— Start Data section —

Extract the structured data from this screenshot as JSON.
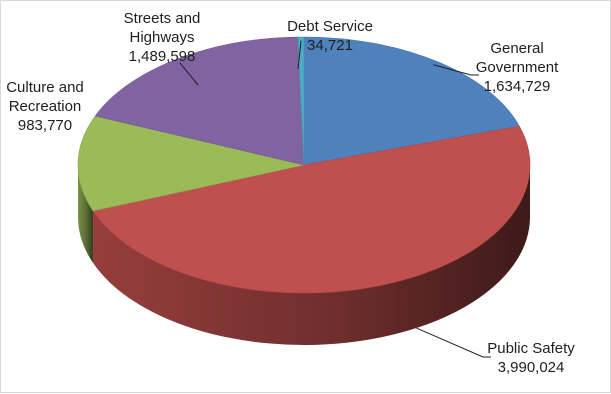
{
  "chart_data": {
    "type": "pie",
    "title": "",
    "categories": [
      "General Government",
      "Public Safety",
      "Culture and Recreation",
      "Streets and Highways",
      "Debt Service"
    ],
    "values": [
      1634729,
      3990024,
      983770,
      1489598,
      34721
    ],
    "value_labels": [
      "1,634,729",
      "3,990,024",
      "983,770",
      "1,489,598",
      "34,721"
    ],
    "label_lines": [
      [
        "General",
        "Government"
      ],
      [
        "Public Safety"
      ],
      [
        "Culture and",
        "Recreation"
      ],
      [
        "Streets and",
        "Highways"
      ],
      [
        "Debt Service"
      ]
    ],
    "colors": [
      "#4f81bd",
      "#c0504d",
      "#9bbb59",
      "#8064a2",
      "#4bacc6"
    ],
    "style": "3d-pie",
    "legend": "none"
  }
}
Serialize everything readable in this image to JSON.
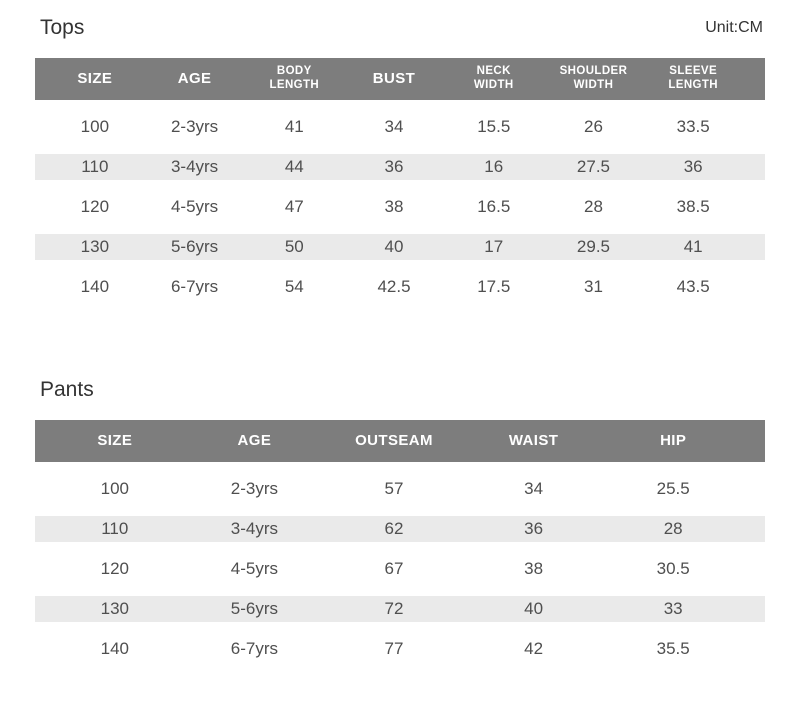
{
  "unit_label": "Unit:CM",
  "colors": {
    "header_bg": "#7d7d7d",
    "header_text": "#ffffff",
    "stripe": "#eaeaea",
    "text": "#4f4f4f",
    "title": "#333333"
  },
  "tops": {
    "title": "Tops",
    "columns": [
      {
        "label": "SIZE"
      },
      {
        "label": "AGE"
      },
      {
        "label": "BODY\nLENGTH",
        "small": true
      },
      {
        "label": "BUST"
      },
      {
        "label": "NECK\nWIDTH",
        "small": true
      },
      {
        "label": "SHOULDER\nWIDTH",
        "small": true
      },
      {
        "label": "SLEEVE\nLENGTH",
        "small": true
      }
    ],
    "rows": [
      [
        "100",
        "2-3yrs",
        "41",
        "34",
        "15.5",
        "26",
        "33.5"
      ],
      [
        "110",
        "3-4yrs",
        "44",
        "36",
        "16",
        "27.5",
        "36"
      ],
      [
        "120",
        "4-5yrs",
        "47",
        "38",
        "16.5",
        "28",
        "38.5"
      ],
      [
        "130",
        "5-6yrs",
        "50",
        "40",
        "17",
        "29.5",
        "41"
      ],
      [
        "140",
        "6-7yrs",
        "54",
        "42.5",
        "17.5",
        "31",
        "43.5"
      ]
    ]
  },
  "pants": {
    "title": "Pants",
    "columns": [
      {
        "label": "SIZE"
      },
      {
        "label": "AGE"
      },
      {
        "label": "OUTSEAM"
      },
      {
        "label": "WAIST"
      },
      {
        "label": "HIP"
      }
    ],
    "rows": [
      [
        "100",
        "2-3yrs",
        "57",
        "34",
        "25.5"
      ],
      [
        "110",
        "3-4yrs",
        "62",
        "36",
        "28"
      ],
      [
        "120",
        "4-5yrs",
        "67",
        "38",
        "30.5"
      ],
      [
        "130",
        "5-6yrs",
        "72",
        "40",
        "33"
      ],
      [
        "140",
        "6-7yrs",
        "77",
        "42",
        "35.5"
      ]
    ]
  }
}
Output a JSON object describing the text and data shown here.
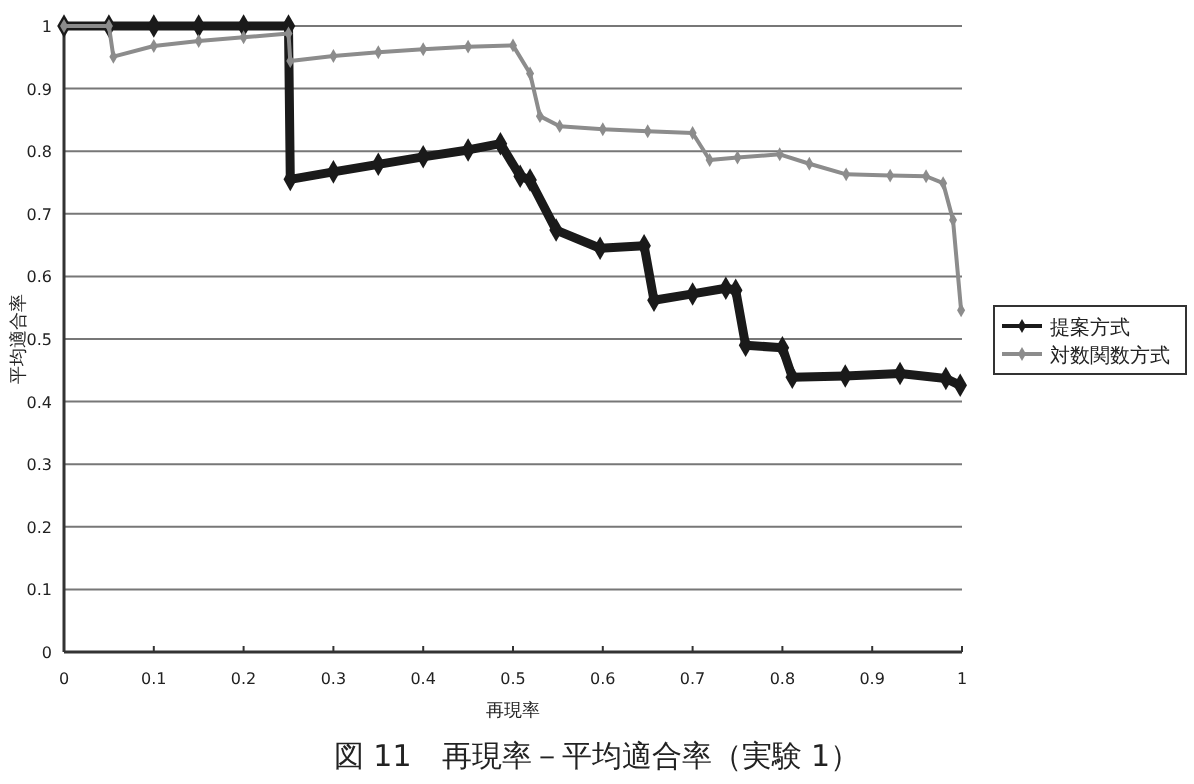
{
  "chart_data": {
    "type": "line",
    "title": "図 11　再現率－平均適合率（実験 1）",
    "xlabel": "再現率",
    "ylabel": "平均適合率",
    "xlim": [
      0,
      1
    ],
    "xticks": [
      0,
      0.1,
      0.2,
      0.3,
      0.4,
      0.5,
      0.6,
      0.7,
      0.8,
      0.9,
      1
    ],
    "ylim": [
      0,
      1
    ],
    "yticks": [
      0,
      0.1,
      0.2,
      0.3,
      0.4,
      0.5,
      0.6,
      0.7,
      0.8,
      0.9,
      1
    ],
    "grid": "y",
    "legend": "right",
    "marker": "diamond",
    "line_style": "solid",
    "series": [
      {
        "name": "提案方式",
        "color": "#1a1a1a",
        "x": [
          0,
          0.05,
          0.1,
          0.15,
          0.2,
          0.25,
          0.252,
          0.3,
          0.35,
          0.4,
          0.45,
          0.486,
          0.508,
          0.519,
          0.548,
          0.597,
          0.646,
          0.657,
          0.7,
          0.737,
          0.748,
          0.759,
          0.8,
          0.811,
          0.87,
          0.931,
          0.982,
          0.998
        ],
        "values": [
          1,
          1,
          1,
          1,
          1,
          1,
          0.755,
          0.767,
          0.779,
          0.791,
          0.802,
          0.812,
          0.76,
          0.754,
          0.674,
          0.645,
          0.649,
          0.562,
          0.572,
          0.581,
          0.578,
          0.49,
          0.486,
          0.439,
          0.441,
          0.445,
          0.437,
          0.426
        ]
      },
      {
        "name": "対数関数方式",
        "color": "#8c8c8c",
        "x": [
          0,
          0.05,
          0.055,
          0.1,
          0.15,
          0.2,
          0.25,
          0.252,
          0.3,
          0.35,
          0.4,
          0.45,
          0.5,
          0.519,
          0.53,
          0.552,
          0.6,
          0.65,
          0.7,
          0.719,
          0.75,
          0.797,
          0.83,
          0.871,
          0.92,
          0.96,
          0.979,
          0.99,
          0.999
        ],
        "values": [
          1,
          1,
          0.951,
          0.968,
          0.976,
          0.982,
          0.988,
          0.944,
          0.952,
          0.958,
          0.963,
          0.967,
          0.969,
          0.924,
          0.856,
          0.84,
          0.835,
          0.832,
          0.829,
          0.786,
          0.79,
          0.795,
          0.78,
          0.763,
          0.761,
          0.76,
          0.749,
          0.69,
          0.546
        ]
      }
    ]
  }
}
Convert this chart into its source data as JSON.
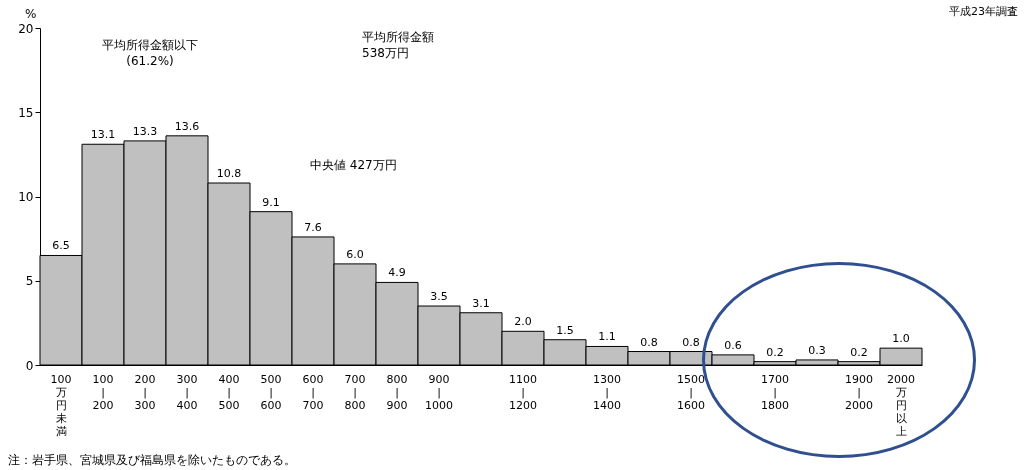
{
  "chart_data": {
    "type": "bar",
    "subtitle": "平成23年調査",
    "ylabel": "%",
    "categories": [
      "100万円未満",
      "100\n|\n200",
      "200\n|\n300",
      "300\n|\n400",
      "400\n|\n500",
      "500\n|\n600",
      "600\n|\n700",
      "700\n|\n800",
      "800\n|\n900",
      "900\n|\n1000",
      null,
      "1100\n|\n1200",
      null,
      "1300\n|\n1400",
      null,
      "1500\n|\n1600",
      null,
      "1700\n|\n1800",
      null,
      "1900\n|\n2000",
      "2000万円以上"
    ],
    "values": [
      6.5,
      13.1,
      13.3,
      13.6,
      10.8,
      9.1,
      7.6,
      6.0,
      4.9,
      3.5,
      3.1,
      2.0,
      1.5,
      1.1,
      0.8,
      0.8,
      0.6,
      0.2,
      0.3,
      0.2,
      1.0
    ],
    "value_labels": [
      "6.5",
      "13.1",
      "13.3",
      "13.6",
      "10.8",
      "9.1",
      "7.6",
      "6.0",
      "4.9",
      "3.5",
      "3.1",
      "2.0",
      "1.5",
      "1.1",
      "0.8",
      "0.8",
      "0.6",
      "0.2",
      "0.3",
      "0.2",
      "1.0"
    ],
    "color": "#c0c0c0",
    "ylim": [
      0,
      20
    ],
    "yticks": [
      0,
      5,
      10,
      15,
      20
    ],
    "annotations": [
      "平均所得金額以下\n(61.2%)",
      "平均所得金額\n538万円",
      "中央値 427万円",
      "注：岩手県、宮城県及び福島県を除いたものである。"
    ]
  }
}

— End Data section —

### Task goal
State the count of lines in the data holding the word "nLENGTH", adding nothing to it.

### The result
2